Goal
Reproduce the data exactly.

Stored records
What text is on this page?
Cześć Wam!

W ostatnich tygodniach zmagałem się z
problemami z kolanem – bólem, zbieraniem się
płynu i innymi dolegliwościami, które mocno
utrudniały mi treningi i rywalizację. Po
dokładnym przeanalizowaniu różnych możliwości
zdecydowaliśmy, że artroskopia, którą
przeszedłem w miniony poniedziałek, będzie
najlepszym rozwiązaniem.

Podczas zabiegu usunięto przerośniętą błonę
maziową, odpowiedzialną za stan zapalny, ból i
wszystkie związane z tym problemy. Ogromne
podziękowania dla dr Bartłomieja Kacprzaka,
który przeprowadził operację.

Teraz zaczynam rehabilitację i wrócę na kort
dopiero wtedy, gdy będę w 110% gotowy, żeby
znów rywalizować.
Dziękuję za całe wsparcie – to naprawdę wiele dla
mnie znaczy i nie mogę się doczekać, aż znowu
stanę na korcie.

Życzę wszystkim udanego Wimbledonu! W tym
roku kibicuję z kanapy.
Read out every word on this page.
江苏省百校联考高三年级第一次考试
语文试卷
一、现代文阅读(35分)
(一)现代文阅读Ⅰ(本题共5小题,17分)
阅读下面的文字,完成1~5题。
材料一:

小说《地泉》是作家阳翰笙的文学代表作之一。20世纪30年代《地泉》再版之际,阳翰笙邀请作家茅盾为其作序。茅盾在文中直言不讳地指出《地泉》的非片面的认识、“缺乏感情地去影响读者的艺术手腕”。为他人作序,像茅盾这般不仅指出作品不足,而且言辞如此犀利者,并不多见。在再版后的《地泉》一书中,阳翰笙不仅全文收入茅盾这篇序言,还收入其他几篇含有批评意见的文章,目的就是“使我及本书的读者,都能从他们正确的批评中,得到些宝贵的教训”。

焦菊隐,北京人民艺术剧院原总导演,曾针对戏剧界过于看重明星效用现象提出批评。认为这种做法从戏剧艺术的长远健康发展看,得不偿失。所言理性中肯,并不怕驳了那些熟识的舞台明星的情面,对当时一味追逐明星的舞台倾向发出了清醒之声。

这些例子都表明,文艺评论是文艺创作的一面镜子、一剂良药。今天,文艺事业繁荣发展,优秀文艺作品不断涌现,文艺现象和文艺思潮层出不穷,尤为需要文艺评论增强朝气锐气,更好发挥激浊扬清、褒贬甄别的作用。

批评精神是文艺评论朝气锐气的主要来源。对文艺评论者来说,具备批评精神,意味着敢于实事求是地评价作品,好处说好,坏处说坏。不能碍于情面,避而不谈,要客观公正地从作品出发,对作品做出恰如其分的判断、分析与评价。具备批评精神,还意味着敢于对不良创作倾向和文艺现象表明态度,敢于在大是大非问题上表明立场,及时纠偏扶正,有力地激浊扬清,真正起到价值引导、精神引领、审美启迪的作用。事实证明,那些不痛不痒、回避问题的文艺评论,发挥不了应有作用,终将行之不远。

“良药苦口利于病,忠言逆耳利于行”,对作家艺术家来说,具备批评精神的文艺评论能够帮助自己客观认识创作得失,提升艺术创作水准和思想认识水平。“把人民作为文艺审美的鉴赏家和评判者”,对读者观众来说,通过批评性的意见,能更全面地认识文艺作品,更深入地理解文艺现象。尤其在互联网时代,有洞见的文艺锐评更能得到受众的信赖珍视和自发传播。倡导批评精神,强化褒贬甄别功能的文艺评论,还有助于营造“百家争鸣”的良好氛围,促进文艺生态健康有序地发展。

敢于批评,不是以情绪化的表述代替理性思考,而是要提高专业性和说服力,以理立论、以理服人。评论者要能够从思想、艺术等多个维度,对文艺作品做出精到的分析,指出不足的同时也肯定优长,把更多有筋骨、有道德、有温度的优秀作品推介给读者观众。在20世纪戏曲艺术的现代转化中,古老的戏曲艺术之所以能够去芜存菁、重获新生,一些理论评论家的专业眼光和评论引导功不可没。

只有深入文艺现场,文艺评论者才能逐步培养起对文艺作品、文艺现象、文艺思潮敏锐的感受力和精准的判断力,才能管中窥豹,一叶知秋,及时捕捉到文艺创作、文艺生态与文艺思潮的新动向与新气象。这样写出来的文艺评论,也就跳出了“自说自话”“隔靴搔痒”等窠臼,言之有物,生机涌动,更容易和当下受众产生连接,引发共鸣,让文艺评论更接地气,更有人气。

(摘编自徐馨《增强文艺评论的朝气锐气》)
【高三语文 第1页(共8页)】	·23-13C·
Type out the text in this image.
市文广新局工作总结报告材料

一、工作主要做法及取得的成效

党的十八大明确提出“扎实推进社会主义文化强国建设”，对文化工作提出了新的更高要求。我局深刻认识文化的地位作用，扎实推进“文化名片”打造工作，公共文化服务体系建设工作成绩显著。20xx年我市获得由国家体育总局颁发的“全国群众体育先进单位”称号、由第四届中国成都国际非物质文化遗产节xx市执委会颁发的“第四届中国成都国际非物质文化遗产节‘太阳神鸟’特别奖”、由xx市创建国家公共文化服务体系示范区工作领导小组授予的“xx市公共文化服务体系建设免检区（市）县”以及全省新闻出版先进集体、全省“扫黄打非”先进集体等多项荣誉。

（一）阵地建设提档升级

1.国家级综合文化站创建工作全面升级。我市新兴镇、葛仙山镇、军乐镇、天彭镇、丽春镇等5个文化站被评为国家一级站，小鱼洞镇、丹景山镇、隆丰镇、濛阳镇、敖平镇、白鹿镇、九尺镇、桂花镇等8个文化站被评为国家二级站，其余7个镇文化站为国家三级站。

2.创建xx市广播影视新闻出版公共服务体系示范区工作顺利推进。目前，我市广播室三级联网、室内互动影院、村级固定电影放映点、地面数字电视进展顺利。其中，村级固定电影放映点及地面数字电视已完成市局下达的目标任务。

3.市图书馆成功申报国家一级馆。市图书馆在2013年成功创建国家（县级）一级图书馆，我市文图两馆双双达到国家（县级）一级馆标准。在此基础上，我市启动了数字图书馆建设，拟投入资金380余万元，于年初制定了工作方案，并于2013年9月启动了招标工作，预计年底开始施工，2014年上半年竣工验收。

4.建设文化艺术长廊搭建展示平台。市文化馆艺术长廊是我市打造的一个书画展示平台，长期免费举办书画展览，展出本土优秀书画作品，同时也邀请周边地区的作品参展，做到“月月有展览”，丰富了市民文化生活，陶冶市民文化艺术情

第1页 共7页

Answer for this exercise
What text is on this page?
Cześć Wam!

W ostatnich tygodniach zmagałem się z
problemami z kolanem – bólem, zbieraniem się
płynu i innymi dolegliwościami, które mocno
utrudniały mi treningi i rywalizację. Po
dokładnym przeanalizowaniu różnych możliwości
zdecydowaliśmy, że artroskopia, którą
przeszedłem w miniony poniedziałek, będzie
najlepszym rozwiązaniem.

Podczas zabiegu usunięto przerośniętą błonę
maziową, odpowiedzialną za stan zapalny, ból i
wszystkie związane z tym problemy. Ogromne
podziękowania dla dr Bartłomieja Kacprzaka,
który przeprowadził operację.

Teraz zaczynam rehabilitację i wrócę na kort
dopiero wtedy, gdy będę w 110% gotowy, żeby
znów rywalizować.
Dziękuję za całe wsparcie – to naprawdę wiele dla
mnie znaczy i nie mogę się doczekać, aż znowu
stanę na korcie.

Życzę wszystkim udanego Wimbledonu! W tym
roku kibicuję z kanapy.
Read out every word on this page.
江苏省百校联考高三年级第一次考试
语文试卷
一、现代文阅读(35分)
(一)现代文阅读Ⅰ(本题共5小题,17分)
阅读下面的文字,完成1~5题。
材料一:

小说《地泉》是作家阳翰笙的文学代表作之一。20世纪30年代《地泉》再版之际,阳翰笙邀请作家茅盾为其作序。茅盾在文中直言不讳地指出《地泉》的非片面的认识、“缺乏感情地去影响读者的艺术手腕”。为他人作序,像茅盾这般不仅指出作品不足,而且言辞如此犀利者,并不多见。在再版后的《地泉》一书中,阳翰笙不仅全文收入茅盾这篇序言,还收入其他几篇含有批评意见的文章,目的就是“使我及本书的读者,都能从他们正确的批评中,得到些宝贵的教训”。

焦菊隐,北京人民艺术剧院原总导演,曾针对戏剧界过于看重明星效用现象提出批评。认为这种做法从戏剧艺术的长远健康发展看,得不偿失。所言理性中肯,并不怕驳了那些熟识的舞台明星的情面,对当时一味追逐明星的舞台倾向发出了清醒之声。

这些例子都表明,文艺评论是文艺创作的一面镜子、一剂良药。今天,文艺事业繁荣发展,优秀文艺作品不断涌现,文艺现象和文艺思潮层出不穷,尤为需要文艺评论增强朝气锐气,更好发挥激浊扬清、褒贬甄别的作用。

批评精神是文艺评论朝气锐气的主要来源。对文艺评论者来说,具备批评精神,意味着敢于实事求是地评价作品,好处说好,坏处说坏。不能碍于情面,避而不谈,要客观公正地从作品出发,对作品做出恰如其分的判断、分析与评价。具备批评精神,还意味着敢于对不良创作倾向和文艺现象表明态度,敢于在大是大非问题上表明立场,及时纠偏扶正,有力地激浊扬清,真正起到价值引导、精神引领、审美启迪的作用。事实证明,那些不痛不痒、回避问题的文艺评论,发挥不了应有作用,终将行之不远。

“良药苦口利于病,忠言逆耳利于行”,对作家艺术家来说,具备批评精神的文艺评论能够帮助自己客观认识创作得失,提升艺术创作水准和思想认识水平。“把人民作为文艺审美的鉴赏家和评判者”,对读者观众来说,通过批评性的意见,能更全面地认识文艺作品,更深入地理解文艺现象。尤其在互联网时代,有洞见的文艺锐评更能得到受众的信赖珍视和自发传播。倡导批评精神,强化褒贬甄别功能的文艺评论,还有助于营造“百家争鸣”的良好氛围,促进文艺生态健康有序地发展。

敢于批评,不是以情绪化的表述代替理性思考,而是要提高专业性和说服力,以理立论、以理服人。评论者要能够从思想、艺术等多个维度,对文艺作品做出精到的分析,指出不足的同时也肯定优长,把更多有筋骨、有道德、有温度的优秀作品推介给读者观众。在20世纪戏曲艺术的现代转化中,古老的戏曲艺术之所以能够去芜存菁、重获新生,一些理论评论家的专业眼光和评论引导功不可没。

只有深入文艺现场,文艺评论者才能逐步培养起对文艺作品、文艺现象、文艺思潮敏锐的感受力和精准的判断力,才能管中窥豹,一叶知秋,及时捕捉到文艺创作、文艺生态与文艺思潮的新动向与新气象。这样写出来的文艺评论,也就跳出了“自说自话”“隔靴搔痒”等窠臼,言之有物,生机涌动,更容易和当下受众产生连接,引发共鸣,让文艺评论更接地气,更有人气。

(摘编自徐馨《增强文艺评论的朝气锐气》)
【高三语文 第1页(共8页)】	·23-13C·
Type out the text in this image.
市文广新局工作总结报告材料

一、工作主要做法及取得的成效

党的十八大明确提出“扎实推进社会主义文化强国建设”，对文化工作提出了新的更高要求。我局深刻认识文化的地位作用，扎实推进“文化名片”打造工作，公共文化服务体系建设工作成绩显著。20xx年我市获得由国家体育总局颁发的“全国群众体育先进单位”称号、由第四届中国成都国际非物质文化遗产节xx市执委会颁发的“第四届中国成都国际非物质文化遗产节‘太阳神鸟’特别奖”、由xx市创建国家公共文化服务体系示范区工作领导小组授予的“xx市公共文化服务体系建设免检区（市）县”以及全省新闻出版先进集体、全省“扫黄打非”先进集体等多项荣誉。

（一）阵地建设提档升级

1.国家级综合文化站创建工作全面升级。我市新兴镇、葛仙山镇、军乐镇、天彭镇、丽春镇等5个文化站被评为国家一级站，小鱼洞镇、丹景山镇、隆丰镇、濛阳镇、敖平镇、白鹿镇、九尺镇、桂花镇等8个文化站被评为国家二级站，其余7个镇文化站为国家三级站。

2.创建xx市广播影视新闻出版公共服务体系示范区工作顺利推进。目前，我市广播室三级联网、室内互动影院、村级固定电影放映点、地面数字电视进展顺利。其中，村级固定电影放映点及地面数字电视已完成市局下达的目标任务。

3.市图书馆成功申报国家一级馆。市图书馆在2013年成功创建国家（县级）一级图书馆，我市文图两馆双双达到国家（县级）一级馆标准。在此基础上，我市启动了数字图书馆建设，拟投入资金380余万元，于年初制定了工作方案，并于2013年9月启动了招标工作，预计年底开始施工，2014年上半年竣工验收。

4.建设文化艺术长廊搭建展示平台。市文化馆艺术长廊是我市打造的一个书画展示平台，长期免费举办书画展览，展出本土优秀书画作品，同时也邀请周边地区的作品参展，做到“月月有展览”，丰富了市民文化生活，陶冶市民文化艺术情

第1页 共7页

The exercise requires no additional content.